» Aim: Restate the listing that follows word for word, without its pictures.

▬▬▬▬▬▬

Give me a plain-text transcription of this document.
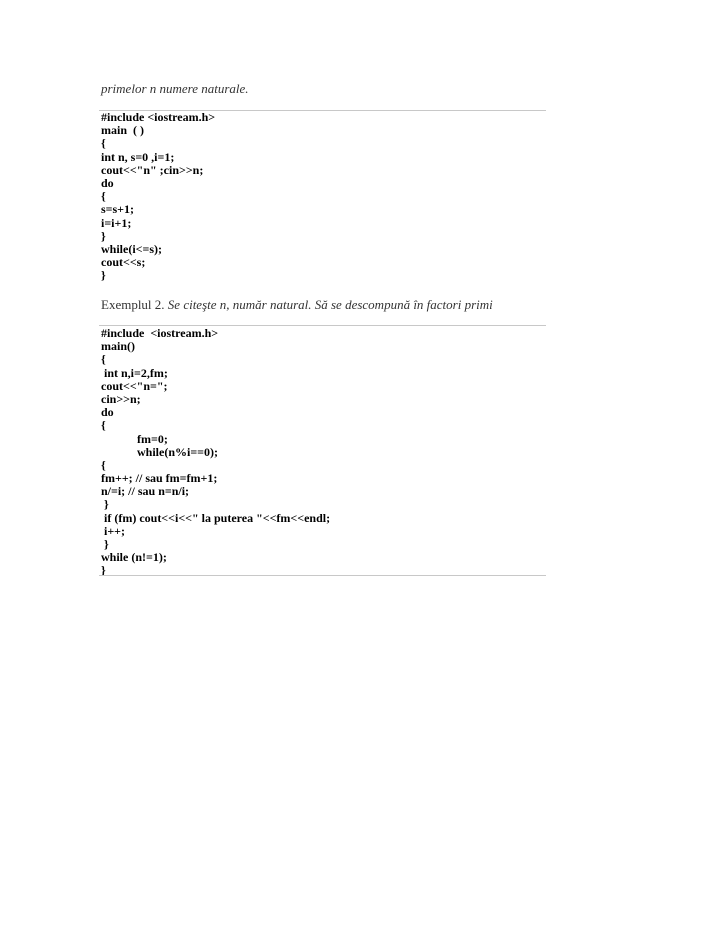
primelor n numere naturale.
#include <iostream.h>
main  ( )
{
int n, s=0 ,i=1;
cout<<"n" ;cin>>n;
do
{
s=s+1;
i=i+1;
}
while(i<=s);
cout<<s;
}
Exemplul 2. Se citeşte n, număr natural. Să se descompună în factori primi
#include  <iostream.h>
main()
{
int n,i=2,fm;
cout<<"n=";
cin>>n;
do
{
fm=0;
while(n%i==0);
{
fm++; // sau fm=fm+1;
n/=i; // sau n=n/i;
}
if (fm) cout<<i<<" la puterea "<<fm<<endl;
i++;
}
while (n!=1);
}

▬▬▬▬▬▬

» Output:
Give me a plain-text transcription of this document.
primelor n numere naturale.
#include <iostream.h>
main  ( )
{
int n, s=0 ,i=1;
cout<<"n" ;cin>>n;
do
{
s=s+1;
i=i+1;
}
while(i<=s);
cout<<s;
}
Exemplul 2. Se citeşte n, număr natural. Să se descompună în factori primi
#include  <iostream.h>
main()
{
int n,i=2,fm;
cout<<"n=";
cin>>n;
do
{
fm=0;
while(n%i==0);
{
fm++; // sau fm=fm+1;
n/=i; // sau n=n/i;
}
if (fm) cout<<i<<" la puterea "<<fm<<endl;
i++;
}
while (n!=1);
}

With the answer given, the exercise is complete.